--- BEGIN Information supplied ---
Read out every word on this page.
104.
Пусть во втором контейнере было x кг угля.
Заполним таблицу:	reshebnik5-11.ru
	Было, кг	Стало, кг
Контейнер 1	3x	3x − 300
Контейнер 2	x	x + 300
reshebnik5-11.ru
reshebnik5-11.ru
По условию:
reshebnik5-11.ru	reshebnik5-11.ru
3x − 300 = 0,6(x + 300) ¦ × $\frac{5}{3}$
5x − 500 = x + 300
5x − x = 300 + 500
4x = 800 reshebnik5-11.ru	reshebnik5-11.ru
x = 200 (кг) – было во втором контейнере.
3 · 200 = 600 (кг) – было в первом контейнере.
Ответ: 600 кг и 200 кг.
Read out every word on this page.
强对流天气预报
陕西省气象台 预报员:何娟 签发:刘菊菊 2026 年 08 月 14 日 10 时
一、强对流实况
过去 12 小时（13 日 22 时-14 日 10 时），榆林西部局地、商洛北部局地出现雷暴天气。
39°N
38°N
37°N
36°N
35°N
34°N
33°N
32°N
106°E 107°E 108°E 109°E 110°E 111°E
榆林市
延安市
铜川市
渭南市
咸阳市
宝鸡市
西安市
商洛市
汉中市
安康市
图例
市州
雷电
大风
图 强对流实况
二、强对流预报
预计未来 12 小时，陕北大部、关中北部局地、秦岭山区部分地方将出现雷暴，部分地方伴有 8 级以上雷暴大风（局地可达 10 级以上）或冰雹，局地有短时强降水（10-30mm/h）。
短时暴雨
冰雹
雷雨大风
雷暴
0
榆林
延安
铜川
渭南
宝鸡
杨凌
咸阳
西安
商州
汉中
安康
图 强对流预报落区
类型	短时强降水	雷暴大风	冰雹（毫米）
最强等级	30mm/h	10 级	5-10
--- END Information supplied ---
**Written problem:** Return the entries in full, keeping every line exactly as it is.

**Answer to this task:**
Read out every word on this page.
104.
Пусть во втором контейнере было x кг угля.
Заполним таблицу:	reshebnik5-11.ru
	Было, кг	Стало, кг
Контейнер 1	3x	3x − 300
Контейнер 2	x	x + 300
reshebnik5-11.ru
reshebnik5-11.ru
По условию:
reshebnik5-11.ru	reshebnik5-11.ru
3x − 300 = 0,6(x + 300) ¦ × $\frac{5}{3}$
5x − 500 = x + 300
5x − x = 300 + 500
4x = 800 reshebnik5-11.ru	reshebnik5-11.ru
x = 200 (кг) – было во втором контейнере.
3 · 200 = 600 (кг) – было в первом контейнере.
Ответ: 600 кг и 200 кг.
Read out every word on this page.
强对流天气预报
陕西省气象台 预报员:何娟 签发:刘菊菊 2026 年 08 月 14 日 10 时
一、强对流实况
过去 12 小时（13 日 22 时-14 日 10 时），榆林西部局地、商洛北部局地出现雷暴天气。
39°N
38°N
37°N
36°N
35°N
34°N
33°N
32°N
106°E 107°E 108°E 109°E 110°E 111°E
榆林市
延安市
铜川市
渭南市
咸阳市
宝鸡市
西安市
商洛市
汉中市
安康市
图例
市州
雷电
大风
图 强对流实况
二、强对流预报
预计未来 12 小时，陕北大部、关中北部局地、秦岭山区部分地方将出现雷暴，部分地方伴有 8 级以上雷暴大风（局地可达 10 级以上）或冰雹，局地有短时强降水（10-30mm/h）。
短时暴雨
冰雹
雷雨大风
雷暴
0
榆林
延安
铜川
渭南
宝鸡
杨凌
咸阳
西安
商州
汉中
安康
图 强对流预报落区
类型	短时强降水	雷暴大风	冰雹（毫米）
最强等级	30mm/h	10 级	5-10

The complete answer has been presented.